Task brief
Read the data and repeat it in full, exactly.

Dataset excerpts:
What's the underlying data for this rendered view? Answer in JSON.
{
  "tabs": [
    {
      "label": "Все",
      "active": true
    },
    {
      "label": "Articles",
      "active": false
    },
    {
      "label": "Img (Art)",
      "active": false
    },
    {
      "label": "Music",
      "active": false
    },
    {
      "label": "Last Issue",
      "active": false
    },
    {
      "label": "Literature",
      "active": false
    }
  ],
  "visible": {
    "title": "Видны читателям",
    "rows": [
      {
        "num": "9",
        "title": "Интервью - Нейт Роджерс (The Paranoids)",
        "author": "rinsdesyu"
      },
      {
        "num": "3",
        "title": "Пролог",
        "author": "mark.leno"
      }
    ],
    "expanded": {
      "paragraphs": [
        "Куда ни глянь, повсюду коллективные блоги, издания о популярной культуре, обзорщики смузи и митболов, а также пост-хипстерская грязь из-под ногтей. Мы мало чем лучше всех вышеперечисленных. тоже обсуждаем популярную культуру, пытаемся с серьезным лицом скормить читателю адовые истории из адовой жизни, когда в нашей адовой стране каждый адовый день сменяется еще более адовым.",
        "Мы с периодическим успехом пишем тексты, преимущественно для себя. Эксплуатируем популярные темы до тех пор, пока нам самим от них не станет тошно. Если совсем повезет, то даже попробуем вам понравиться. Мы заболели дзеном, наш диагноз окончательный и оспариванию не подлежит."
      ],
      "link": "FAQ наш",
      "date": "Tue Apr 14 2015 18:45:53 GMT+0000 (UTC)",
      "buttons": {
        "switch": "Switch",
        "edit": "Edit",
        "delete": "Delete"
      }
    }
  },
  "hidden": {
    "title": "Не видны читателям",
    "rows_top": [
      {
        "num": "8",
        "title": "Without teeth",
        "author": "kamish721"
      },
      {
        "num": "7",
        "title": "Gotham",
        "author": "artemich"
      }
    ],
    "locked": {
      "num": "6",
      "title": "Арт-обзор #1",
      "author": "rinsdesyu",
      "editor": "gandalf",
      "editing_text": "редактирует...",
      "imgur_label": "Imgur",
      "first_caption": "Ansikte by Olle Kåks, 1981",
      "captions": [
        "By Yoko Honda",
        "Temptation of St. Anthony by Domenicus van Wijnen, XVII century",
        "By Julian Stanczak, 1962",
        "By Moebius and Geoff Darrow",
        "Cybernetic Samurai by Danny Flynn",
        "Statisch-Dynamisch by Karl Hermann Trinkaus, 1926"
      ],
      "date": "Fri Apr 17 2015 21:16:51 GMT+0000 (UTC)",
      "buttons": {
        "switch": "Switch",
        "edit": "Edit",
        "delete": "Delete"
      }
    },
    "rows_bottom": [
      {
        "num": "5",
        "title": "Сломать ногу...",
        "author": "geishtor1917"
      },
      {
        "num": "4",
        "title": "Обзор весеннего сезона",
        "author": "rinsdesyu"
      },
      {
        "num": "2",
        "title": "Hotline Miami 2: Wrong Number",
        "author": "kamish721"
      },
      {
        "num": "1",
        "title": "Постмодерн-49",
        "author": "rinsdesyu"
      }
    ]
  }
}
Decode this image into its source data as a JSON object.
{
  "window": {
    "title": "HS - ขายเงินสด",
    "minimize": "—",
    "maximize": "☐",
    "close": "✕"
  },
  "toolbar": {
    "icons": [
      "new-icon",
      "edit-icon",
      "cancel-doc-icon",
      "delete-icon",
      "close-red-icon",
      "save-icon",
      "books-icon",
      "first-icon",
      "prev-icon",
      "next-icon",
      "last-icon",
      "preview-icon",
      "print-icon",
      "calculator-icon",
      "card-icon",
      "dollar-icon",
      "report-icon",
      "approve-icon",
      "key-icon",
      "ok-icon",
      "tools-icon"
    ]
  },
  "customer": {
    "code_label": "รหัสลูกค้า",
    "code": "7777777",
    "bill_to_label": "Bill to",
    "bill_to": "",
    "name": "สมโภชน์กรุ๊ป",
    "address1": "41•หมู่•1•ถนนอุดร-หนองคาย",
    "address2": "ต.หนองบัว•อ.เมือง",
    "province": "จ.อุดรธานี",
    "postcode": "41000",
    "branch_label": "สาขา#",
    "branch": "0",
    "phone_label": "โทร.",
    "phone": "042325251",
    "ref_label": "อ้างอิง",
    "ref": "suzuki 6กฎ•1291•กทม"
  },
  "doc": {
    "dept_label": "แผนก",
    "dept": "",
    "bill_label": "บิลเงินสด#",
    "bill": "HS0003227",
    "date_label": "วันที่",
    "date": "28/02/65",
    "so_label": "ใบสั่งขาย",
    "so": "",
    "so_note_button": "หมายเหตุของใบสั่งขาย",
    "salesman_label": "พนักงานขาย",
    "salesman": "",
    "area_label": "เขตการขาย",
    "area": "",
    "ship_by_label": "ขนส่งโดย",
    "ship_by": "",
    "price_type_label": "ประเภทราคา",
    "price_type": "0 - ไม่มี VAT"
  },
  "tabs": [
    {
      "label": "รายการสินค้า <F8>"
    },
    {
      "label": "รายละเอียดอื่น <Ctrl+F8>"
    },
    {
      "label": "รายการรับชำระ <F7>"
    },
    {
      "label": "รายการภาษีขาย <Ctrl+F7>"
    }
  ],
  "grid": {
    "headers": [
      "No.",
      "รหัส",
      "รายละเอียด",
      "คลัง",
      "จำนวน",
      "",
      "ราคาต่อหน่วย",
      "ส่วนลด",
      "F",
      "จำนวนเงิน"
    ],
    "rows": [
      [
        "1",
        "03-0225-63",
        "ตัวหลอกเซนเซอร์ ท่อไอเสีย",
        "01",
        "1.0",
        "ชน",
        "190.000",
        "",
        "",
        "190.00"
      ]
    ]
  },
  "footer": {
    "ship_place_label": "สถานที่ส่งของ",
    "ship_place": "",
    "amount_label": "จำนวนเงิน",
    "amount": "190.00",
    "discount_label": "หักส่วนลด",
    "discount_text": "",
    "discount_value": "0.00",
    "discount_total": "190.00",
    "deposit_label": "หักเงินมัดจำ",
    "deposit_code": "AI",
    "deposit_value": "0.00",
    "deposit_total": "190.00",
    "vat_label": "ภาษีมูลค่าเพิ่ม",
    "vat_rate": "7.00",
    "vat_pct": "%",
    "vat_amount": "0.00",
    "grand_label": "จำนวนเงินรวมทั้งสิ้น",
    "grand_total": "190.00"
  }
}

Response to the task
What's the underlying data for this rendered view? Answer in JSON.
{
  "tabs": [
    {
      "label": "Все",
      "active": true
    },
    {
      "label": "Articles",
      "active": false
    },
    {
      "label": "Img (Art)",
      "active": false
    },
    {
      "label": "Music",
      "active": false
    },
    {
      "label": "Last Issue",
      "active": false
    },
    {
      "label": "Literature",
      "active": false
    }
  ],
  "visible": {
    "title": "Видны читателям",
    "rows": [
      {
        "num": "9",
        "title": "Интервью - Нейт Роджерс (The Paranoids)",
        "author": "rinsdesyu"
      },
      {
        "num": "3",
        "title": "Пролог",
        "author": "mark.leno"
      }
    ],
    "expanded": {
      "paragraphs": [
        "Куда ни глянь, повсюду коллективные блоги, издания о популярной культуре, обзорщики смузи и митболов, а также пост-хипстерская грязь из-под ногтей. Мы мало чем лучше всех вышеперечисленных. тоже обсуждаем популярную культуру, пытаемся с серьезным лицом скормить читателю адовые истории из адовой жизни, когда в нашей адовой стране каждый адовый день сменяется еще более адовым.",
        "Мы с периодическим успехом пишем тексты, преимущественно для себя. Эксплуатируем популярные темы до тех пор, пока нам самим от них не станет тошно. Если совсем повезет, то даже попробуем вам понравиться. Мы заболели дзеном, наш диагноз окончательный и оспариванию не подлежит."
      ],
      "link": "FAQ наш",
      "date": "Tue Apr 14 2015 18:45:53 GMT+0000 (UTC)",
      "buttons": {
        "switch": "Switch",
        "edit": "Edit",
        "delete": "Delete"
      }
    }
  },
  "hidden": {
    "title": "Не видны читателям",
    "rows_top": [
      {
        "num": "8",
        "title": "Without teeth",
        "author": "kamish721"
      },
      {
        "num": "7",
        "title": "Gotham",
        "author": "artemich"
      }
    ],
    "locked": {
      "num": "6",
      "title": "Арт-обзор #1",
      "author": "rinsdesyu",
      "editor": "gandalf",
      "editing_text": "редактирует...",
      "imgur_label": "Imgur",
      "first_caption": "Ansikte by Olle Kåks, 1981",
      "captions": [
        "By Yoko Honda",
        "Temptation of St. Anthony by Domenicus van Wijnen, XVII century",
        "By Julian Stanczak, 1962",
        "By Moebius and Geoff Darrow",
        "Cybernetic Samurai by Danny Flynn",
        "Statisch-Dynamisch by Karl Hermann Trinkaus, 1926"
      ],
      "date": "Fri Apr 17 2015 21:16:51 GMT+0000 (UTC)",
      "buttons": {
        "switch": "Switch",
        "edit": "Edit",
        "delete": "Delete"
      }
    },
    "rows_bottom": [
      {
        "num": "5",
        "title": "Сломать ногу...",
        "author": "geishtor1917"
      },
      {
        "num": "4",
        "title": "Обзор весеннего сезона",
        "author": "rinsdesyu"
      },
      {
        "num": "2",
        "title": "Hotline Miami 2: Wrong Number",
        "author": "kamish721"
      },
      {
        "num": "1",
        "title": "Постмодерн-49",
        "author": "rinsdesyu"
      }
    ]
  }
}
Decode this image into its source data as a JSON object.
{
  "window": {
    "title": "HS - ขายเงินสด",
    "minimize": "—",
    "maximize": "☐",
    "close": "✕"
  },
  "toolbar": {
    "icons": [
      "new-icon",
      "edit-icon",
      "cancel-doc-icon",
      "delete-icon",
      "close-red-icon",
      "save-icon",
      "books-icon",
      "first-icon",
      "prev-icon",
      "next-icon",
      "last-icon",
      "preview-icon",
      "print-icon",
      "calculator-icon",
      "card-icon",
      "dollar-icon",
      "report-icon",
      "approve-icon",
      "key-icon",
      "ok-icon",
      "tools-icon"
    ]
  },
  "customer": {
    "code_label": "รหัสลูกค้า",
    "code": "7777777",
    "bill_to_label": "Bill to",
    "bill_to": "",
    "name": "สมโภชน์กรุ๊ป",
    "address1": "41•หมู่•1•ถนนอุดร-หนองคาย",
    "address2": "ต.หนองบัว•อ.เมือง",
    "province": "จ.อุดรธานี",
    "postcode": "41000",
    "branch_label": "สาขา#",
    "branch": "0",
    "phone_label": "โทร.",
    "phone": "042325251",
    "ref_label": "อ้างอิง",
    "ref": "suzuki 6กฎ•1291•กทม"
  },
  "doc": {
    "dept_label": "แผนก",
    "dept": "",
    "bill_label": "บิลเงินสด#",
    "bill": "HS0003227",
    "date_label": "วันที่",
    "date": "28/02/65",
    "so_label": "ใบสั่งขาย",
    "so": "",
    "so_note_button": "หมายเหตุของใบสั่งขาย",
    "salesman_label": "พนักงานขาย",
    "salesman": "",
    "area_label": "เขตการขาย",
    "area": "",
    "ship_by_label": "ขนส่งโดย",
    "ship_by": "",
    "price_type_label": "ประเภทราคา",
    "price_type": "0 - ไม่มี VAT"
  },
  "tabs": [
    {
      "label": "รายการสินค้า <F8>"
    },
    {
      "label": "รายละเอียดอื่น <Ctrl+F8>"
    },
    {
      "label": "รายการรับชำระ <F7>"
    },
    {
      "label": "รายการภาษีขาย <Ctrl+F7>"
    }
  ],
  "grid": {
    "headers": [
      "No.",
      "รหัส",
      "รายละเอียด",
      "คลัง",
      "จำนวน",
      "",
      "ราคาต่อหน่วย",
      "ส่วนลด",
      "F",
      "จำนวนเงิน"
    ],
    "rows": [
      [
        "1",
        "03-0225-63",
        "ตัวหลอกเซนเซอร์ ท่อไอเสีย",
        "01",
        "1.0",
        "ชน",
        "190.000",
        "",
        "",
        "190.00"
      ]
    ]
  },
  "footer": {
    "ship_place_label": "สถานที่ส่งของ",
    "ship_place": "",
    "amount_label": "จำนวนเงิน",
    "amount": "190.00",
    "discount_label": "หักส่วนลด",
    "discount_text": "",
    "discount_value": "0.00",
    "discount_total": "190.00",
    "deposit_label": "หักเงินมัดจำ",
    "deposit_code": "AI",
    "deposit_value": "0.00",
    "deposit_total": "190.00",
    "vat_label": "ภาษีมูลค่าเพิ่ม",
    "vat_rate": "7.00",
    "vat_pct": "%",
    "vat_amount": "0.00",
    "grand_label": "จำนวนเงินรวมทั้งสิ้น",
    "grand_total": "190.00"
  }
}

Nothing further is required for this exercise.